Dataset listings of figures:
◇ ◇ ◇

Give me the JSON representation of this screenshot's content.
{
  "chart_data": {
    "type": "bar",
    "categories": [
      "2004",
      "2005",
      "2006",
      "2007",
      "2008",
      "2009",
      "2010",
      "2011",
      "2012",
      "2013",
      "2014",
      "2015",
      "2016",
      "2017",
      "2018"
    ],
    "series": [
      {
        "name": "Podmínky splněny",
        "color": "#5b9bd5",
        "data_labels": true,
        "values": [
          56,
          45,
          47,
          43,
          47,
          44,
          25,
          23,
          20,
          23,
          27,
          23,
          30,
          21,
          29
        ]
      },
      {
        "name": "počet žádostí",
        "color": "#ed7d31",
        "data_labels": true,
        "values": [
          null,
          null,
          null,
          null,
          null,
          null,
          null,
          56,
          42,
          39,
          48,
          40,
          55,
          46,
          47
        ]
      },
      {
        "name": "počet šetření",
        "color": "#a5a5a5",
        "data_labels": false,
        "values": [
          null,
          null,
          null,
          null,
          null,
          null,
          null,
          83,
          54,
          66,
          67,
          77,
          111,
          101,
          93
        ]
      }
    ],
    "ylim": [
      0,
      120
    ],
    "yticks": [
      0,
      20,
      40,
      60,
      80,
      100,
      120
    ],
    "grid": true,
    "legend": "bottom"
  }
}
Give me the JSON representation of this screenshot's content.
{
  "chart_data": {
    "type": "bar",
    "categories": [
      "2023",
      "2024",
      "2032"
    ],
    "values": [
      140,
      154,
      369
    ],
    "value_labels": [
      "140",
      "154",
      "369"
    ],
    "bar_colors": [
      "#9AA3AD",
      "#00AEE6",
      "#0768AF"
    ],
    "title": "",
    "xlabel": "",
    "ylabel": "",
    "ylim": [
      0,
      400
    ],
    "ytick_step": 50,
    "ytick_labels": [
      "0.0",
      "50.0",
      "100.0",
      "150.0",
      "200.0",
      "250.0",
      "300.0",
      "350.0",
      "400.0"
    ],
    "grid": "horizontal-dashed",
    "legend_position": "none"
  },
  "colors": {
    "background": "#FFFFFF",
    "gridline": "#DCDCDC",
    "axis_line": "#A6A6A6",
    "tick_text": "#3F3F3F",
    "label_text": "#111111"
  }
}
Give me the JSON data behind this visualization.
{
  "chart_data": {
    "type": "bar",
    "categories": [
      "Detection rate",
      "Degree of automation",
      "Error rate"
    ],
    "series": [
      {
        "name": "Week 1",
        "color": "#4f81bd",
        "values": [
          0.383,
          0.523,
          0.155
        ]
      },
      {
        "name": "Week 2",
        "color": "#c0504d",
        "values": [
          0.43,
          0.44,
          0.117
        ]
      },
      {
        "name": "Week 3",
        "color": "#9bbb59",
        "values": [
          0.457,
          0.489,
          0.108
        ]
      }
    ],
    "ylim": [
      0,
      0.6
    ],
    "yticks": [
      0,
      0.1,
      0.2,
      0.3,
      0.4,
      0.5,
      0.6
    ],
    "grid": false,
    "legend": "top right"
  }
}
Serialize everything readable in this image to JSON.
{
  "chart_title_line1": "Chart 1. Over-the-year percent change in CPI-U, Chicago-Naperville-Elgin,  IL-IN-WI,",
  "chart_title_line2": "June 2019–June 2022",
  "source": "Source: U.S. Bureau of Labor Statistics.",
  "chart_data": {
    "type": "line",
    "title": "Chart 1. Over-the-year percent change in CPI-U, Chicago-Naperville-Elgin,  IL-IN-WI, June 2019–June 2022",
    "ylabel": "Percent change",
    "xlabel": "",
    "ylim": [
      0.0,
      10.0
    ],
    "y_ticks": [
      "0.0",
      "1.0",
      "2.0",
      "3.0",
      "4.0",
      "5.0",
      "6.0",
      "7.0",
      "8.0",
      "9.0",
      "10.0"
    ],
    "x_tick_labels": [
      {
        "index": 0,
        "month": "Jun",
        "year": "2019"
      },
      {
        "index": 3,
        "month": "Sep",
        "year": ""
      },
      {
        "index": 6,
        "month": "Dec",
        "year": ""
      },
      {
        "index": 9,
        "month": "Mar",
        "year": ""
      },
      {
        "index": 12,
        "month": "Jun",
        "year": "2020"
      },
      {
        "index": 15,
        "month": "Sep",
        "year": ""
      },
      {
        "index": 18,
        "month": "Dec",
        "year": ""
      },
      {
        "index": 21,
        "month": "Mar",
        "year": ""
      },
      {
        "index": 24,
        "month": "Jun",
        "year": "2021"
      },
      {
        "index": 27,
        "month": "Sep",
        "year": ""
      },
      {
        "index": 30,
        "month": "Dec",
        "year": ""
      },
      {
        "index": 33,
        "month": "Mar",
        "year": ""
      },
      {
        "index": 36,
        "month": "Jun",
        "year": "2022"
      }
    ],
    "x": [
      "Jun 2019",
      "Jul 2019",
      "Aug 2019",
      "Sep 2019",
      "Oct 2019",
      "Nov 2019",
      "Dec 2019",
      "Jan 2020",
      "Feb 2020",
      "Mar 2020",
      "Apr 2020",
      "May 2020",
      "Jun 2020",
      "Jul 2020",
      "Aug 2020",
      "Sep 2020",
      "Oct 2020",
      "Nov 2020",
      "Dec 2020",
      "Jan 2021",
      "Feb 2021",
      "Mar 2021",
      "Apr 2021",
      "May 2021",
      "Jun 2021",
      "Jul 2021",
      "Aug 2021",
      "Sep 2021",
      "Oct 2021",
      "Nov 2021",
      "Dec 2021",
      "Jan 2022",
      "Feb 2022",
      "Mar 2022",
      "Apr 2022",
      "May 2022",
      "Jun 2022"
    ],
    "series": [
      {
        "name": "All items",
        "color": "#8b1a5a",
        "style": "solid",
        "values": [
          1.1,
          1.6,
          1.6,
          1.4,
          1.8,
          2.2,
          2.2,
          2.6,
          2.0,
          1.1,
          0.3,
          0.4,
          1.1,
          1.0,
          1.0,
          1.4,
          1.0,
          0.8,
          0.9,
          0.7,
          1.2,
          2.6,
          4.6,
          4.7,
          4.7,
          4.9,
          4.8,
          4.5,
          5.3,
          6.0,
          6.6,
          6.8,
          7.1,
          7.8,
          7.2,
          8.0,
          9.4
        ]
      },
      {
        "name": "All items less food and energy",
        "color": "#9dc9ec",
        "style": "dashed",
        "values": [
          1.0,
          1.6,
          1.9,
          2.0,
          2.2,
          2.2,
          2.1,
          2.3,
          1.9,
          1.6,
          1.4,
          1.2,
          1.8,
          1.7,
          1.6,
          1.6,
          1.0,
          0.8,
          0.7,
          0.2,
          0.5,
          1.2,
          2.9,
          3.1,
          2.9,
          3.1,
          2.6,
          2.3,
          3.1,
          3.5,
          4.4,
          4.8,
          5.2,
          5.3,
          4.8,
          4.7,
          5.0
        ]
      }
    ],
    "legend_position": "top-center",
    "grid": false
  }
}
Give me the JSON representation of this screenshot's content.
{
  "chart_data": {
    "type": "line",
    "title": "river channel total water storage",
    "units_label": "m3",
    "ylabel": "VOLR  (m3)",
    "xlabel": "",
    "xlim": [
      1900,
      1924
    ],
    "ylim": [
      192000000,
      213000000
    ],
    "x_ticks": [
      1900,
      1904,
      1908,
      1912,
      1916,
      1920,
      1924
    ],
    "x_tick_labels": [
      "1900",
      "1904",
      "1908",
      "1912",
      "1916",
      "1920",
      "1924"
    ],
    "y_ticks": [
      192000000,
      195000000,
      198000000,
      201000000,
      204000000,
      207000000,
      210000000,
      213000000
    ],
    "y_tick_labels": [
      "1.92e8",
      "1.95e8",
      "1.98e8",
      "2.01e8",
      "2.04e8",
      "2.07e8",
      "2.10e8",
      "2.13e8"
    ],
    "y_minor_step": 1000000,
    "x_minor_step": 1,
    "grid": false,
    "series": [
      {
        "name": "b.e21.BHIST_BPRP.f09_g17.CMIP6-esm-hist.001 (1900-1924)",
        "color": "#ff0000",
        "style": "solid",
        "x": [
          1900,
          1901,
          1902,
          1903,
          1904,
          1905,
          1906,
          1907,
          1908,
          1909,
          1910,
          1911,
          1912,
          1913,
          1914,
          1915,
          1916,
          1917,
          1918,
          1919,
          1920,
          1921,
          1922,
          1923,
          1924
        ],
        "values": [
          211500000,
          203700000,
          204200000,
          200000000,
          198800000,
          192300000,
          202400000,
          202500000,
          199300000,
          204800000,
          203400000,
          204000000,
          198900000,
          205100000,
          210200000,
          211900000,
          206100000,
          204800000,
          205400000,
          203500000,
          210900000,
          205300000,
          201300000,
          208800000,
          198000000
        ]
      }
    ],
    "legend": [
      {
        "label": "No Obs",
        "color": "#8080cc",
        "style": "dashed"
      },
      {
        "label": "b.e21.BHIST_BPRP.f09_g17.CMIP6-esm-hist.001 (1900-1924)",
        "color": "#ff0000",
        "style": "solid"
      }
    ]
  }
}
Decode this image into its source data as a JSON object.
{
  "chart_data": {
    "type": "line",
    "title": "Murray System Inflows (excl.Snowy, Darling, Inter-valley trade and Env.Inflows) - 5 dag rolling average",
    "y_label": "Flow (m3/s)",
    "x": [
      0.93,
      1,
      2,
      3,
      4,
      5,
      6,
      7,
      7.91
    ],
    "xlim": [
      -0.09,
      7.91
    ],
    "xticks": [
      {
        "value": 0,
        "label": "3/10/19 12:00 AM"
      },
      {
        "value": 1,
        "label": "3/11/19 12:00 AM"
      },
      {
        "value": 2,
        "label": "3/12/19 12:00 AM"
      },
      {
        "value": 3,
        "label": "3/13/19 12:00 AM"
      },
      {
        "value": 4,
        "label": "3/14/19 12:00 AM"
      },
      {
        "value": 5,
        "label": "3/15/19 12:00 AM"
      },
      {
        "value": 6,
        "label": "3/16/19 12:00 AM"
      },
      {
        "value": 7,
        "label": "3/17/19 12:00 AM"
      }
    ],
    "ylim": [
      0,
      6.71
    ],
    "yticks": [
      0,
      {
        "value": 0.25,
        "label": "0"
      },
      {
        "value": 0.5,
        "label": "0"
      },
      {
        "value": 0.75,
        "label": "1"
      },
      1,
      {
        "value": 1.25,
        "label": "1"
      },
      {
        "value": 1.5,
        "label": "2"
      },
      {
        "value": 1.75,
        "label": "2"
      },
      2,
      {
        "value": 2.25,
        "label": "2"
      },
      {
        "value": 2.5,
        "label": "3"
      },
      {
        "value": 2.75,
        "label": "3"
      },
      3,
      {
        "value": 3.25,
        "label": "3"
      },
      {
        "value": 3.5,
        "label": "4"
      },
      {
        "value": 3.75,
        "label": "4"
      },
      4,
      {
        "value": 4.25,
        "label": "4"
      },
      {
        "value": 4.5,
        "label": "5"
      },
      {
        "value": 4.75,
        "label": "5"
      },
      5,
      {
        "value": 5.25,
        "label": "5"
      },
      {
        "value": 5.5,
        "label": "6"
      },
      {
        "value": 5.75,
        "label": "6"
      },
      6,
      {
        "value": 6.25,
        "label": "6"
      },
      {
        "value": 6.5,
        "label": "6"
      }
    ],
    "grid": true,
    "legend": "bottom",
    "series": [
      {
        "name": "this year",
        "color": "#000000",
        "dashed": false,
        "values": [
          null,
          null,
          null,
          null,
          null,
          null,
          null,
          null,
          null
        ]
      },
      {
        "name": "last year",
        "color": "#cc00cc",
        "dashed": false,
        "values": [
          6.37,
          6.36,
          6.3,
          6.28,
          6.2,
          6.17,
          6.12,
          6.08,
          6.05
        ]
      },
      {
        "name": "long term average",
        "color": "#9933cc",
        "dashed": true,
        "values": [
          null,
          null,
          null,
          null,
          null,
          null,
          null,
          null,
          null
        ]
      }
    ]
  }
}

◇ ◇ ◇

TASK TO COMPLETE » Copy out every line of the data that includes "Chicago".

THE OUTPUT »
  "chart_title_line1": "Chart 1. Over-the-year percent change in CPI-U, Chicago-Naperville-Elgin,  IL-IN-WI,",
    "title": "Chart 1. Over-the-year percent change in CPI-U, Chicago-Naperville-Elgin,  IL-IN-WI, June 2019–June 2022",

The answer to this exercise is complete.